• _Data listing_
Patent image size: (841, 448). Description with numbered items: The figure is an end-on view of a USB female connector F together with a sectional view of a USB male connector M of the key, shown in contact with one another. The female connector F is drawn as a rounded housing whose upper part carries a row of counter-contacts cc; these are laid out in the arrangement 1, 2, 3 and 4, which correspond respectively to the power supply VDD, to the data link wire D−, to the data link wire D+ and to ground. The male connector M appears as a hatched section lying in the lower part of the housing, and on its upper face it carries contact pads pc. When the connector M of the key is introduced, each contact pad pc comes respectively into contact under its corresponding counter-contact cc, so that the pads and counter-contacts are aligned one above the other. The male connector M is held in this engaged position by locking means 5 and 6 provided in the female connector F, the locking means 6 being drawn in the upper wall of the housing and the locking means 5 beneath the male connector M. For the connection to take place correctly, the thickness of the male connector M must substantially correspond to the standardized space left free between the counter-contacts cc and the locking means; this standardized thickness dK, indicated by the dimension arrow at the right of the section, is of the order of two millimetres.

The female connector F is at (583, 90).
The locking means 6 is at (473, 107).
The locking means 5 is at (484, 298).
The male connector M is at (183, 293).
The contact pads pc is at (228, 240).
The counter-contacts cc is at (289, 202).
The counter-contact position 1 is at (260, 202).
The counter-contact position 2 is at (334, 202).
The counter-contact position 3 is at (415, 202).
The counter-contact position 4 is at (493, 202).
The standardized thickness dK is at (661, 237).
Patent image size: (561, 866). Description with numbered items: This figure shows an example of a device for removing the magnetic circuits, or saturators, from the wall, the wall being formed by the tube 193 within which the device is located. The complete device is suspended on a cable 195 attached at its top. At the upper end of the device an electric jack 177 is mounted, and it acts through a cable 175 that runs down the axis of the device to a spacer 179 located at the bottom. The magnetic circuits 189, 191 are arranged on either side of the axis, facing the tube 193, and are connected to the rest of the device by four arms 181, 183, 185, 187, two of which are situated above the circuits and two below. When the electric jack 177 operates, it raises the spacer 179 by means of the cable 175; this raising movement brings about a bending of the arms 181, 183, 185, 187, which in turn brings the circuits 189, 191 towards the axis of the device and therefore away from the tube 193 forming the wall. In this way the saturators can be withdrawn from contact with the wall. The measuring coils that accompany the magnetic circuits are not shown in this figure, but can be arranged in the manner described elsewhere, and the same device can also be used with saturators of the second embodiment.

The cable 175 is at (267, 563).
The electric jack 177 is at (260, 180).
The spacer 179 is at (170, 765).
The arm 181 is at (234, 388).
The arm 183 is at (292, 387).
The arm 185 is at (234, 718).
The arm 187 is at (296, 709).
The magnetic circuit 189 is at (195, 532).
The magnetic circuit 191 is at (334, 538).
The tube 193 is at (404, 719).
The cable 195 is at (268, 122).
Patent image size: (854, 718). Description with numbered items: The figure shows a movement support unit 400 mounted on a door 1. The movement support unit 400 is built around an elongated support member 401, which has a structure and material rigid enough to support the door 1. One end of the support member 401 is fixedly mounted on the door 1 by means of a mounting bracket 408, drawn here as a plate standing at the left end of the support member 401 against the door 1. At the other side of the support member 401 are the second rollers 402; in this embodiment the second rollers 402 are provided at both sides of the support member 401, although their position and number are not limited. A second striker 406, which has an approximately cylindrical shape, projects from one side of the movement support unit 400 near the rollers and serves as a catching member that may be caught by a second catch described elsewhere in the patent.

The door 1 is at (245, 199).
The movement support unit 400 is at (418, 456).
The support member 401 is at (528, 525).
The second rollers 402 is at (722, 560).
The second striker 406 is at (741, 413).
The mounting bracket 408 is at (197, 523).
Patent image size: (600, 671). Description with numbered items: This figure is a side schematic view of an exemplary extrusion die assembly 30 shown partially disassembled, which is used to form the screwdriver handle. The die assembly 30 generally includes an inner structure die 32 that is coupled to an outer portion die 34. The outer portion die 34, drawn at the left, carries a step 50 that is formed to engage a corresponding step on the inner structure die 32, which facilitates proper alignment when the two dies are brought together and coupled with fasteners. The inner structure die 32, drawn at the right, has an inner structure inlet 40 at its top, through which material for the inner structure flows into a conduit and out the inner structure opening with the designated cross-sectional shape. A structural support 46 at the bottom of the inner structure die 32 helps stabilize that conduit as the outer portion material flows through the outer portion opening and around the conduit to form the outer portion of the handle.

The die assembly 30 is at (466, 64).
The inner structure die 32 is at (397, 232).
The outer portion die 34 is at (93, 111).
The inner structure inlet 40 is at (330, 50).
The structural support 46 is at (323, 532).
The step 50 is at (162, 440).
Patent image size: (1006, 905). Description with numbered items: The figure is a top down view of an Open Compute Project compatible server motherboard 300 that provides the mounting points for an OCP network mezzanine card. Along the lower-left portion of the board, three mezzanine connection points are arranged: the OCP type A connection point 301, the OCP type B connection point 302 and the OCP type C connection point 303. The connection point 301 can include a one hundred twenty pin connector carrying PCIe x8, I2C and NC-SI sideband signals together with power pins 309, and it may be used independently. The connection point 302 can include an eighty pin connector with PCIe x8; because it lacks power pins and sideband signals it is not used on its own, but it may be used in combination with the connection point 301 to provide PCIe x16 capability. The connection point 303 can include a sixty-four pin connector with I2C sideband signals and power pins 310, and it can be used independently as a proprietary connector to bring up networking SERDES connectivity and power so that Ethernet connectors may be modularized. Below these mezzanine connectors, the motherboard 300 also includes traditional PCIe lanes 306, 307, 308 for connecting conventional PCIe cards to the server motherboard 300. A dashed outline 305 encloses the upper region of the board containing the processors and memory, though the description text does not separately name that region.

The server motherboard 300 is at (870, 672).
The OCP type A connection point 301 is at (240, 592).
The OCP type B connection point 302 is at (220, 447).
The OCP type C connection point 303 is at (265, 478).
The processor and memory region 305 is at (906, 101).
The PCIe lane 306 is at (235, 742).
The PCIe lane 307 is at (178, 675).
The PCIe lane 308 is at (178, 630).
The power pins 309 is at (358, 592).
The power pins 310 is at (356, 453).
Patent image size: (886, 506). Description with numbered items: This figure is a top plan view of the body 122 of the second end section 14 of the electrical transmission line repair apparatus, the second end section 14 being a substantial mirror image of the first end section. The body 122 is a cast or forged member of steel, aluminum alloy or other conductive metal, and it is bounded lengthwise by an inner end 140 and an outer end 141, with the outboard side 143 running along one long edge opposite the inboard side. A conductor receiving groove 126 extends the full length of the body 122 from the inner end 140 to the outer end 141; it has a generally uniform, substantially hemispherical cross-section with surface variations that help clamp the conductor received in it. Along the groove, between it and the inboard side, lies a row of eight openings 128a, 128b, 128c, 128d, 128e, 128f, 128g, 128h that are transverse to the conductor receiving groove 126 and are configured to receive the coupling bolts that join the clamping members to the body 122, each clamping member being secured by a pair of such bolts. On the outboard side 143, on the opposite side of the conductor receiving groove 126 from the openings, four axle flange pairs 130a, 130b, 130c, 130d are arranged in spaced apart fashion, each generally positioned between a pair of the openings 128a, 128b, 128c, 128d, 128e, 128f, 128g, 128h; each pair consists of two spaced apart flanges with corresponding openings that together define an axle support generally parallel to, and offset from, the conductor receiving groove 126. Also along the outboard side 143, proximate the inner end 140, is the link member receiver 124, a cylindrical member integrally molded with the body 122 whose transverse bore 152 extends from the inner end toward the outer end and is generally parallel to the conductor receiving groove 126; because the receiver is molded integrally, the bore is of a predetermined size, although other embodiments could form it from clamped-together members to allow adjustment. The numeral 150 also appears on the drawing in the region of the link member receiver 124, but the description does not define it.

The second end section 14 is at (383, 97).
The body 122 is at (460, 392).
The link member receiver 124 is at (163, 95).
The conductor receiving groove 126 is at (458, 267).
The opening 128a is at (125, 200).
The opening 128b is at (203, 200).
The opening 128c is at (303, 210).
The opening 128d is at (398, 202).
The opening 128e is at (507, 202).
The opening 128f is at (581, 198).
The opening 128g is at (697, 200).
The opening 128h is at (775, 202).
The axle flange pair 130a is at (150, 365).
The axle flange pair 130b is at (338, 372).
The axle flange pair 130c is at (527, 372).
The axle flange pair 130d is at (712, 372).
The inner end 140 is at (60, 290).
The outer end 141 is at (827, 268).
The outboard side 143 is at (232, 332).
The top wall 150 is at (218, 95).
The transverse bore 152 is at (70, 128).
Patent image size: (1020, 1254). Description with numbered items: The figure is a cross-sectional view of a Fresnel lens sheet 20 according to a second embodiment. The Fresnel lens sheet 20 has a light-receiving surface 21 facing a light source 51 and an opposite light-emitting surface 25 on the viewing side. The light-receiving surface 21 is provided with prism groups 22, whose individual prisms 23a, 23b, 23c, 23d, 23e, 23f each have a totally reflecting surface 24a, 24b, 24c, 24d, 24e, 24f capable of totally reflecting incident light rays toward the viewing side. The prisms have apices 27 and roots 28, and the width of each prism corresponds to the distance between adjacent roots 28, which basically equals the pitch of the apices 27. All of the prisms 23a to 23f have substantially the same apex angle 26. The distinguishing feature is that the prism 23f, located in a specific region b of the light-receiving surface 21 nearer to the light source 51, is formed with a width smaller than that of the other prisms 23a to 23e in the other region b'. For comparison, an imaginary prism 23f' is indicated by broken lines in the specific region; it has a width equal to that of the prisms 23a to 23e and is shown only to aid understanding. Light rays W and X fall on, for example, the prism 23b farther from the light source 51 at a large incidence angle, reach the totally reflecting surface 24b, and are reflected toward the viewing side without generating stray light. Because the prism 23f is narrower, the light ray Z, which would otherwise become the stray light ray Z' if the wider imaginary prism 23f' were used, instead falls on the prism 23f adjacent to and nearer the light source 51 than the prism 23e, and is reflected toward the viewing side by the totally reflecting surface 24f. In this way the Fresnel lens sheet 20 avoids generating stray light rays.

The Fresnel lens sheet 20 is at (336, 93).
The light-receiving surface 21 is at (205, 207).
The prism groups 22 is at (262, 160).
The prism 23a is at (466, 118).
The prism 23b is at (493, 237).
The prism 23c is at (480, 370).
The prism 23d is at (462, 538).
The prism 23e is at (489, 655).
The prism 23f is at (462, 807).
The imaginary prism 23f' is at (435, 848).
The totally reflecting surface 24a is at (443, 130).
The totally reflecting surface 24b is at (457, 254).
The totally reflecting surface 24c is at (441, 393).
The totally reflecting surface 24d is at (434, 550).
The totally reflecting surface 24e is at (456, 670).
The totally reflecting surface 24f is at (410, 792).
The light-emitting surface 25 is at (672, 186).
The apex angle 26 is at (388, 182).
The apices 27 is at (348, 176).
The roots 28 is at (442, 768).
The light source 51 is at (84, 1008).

• _What needs to be done_
Write out the material again from the line with "Patent image size: (854, 718)." up to and including the line with "The movement support unit 400 is at". Swap "elongated" for "long" and keep everything else the same.

• _Solution for this exercise_
Patent image size: (854, 718). Description with numbered items: The figure shows a movement support unit 400 mounted on a door 1. The movement support unit 400 is built around an long support member 401, which has a structure and material rigid enough to support the door 1. One end of the support member 401 is fixedly mounted on the door 1 by means of a mounting bracket 408, drawn here as a plate standing at the left end of the support member 401 against the door 1. At the other side of the support member 401 are the second rollers 402; in this embodiment the second rollers 402 are provided at both sides of the support member 401, although their position and number are not limited. A second striker 406, which has an approximately cylindrical shape, projects from one side of the movement support unit 400 near the rollers and serves as a catching member that may be caught by a second catch described elsewhere in the patent.

The door 1 is at (245, 199).
The movement support unit 400 is at (418, 456).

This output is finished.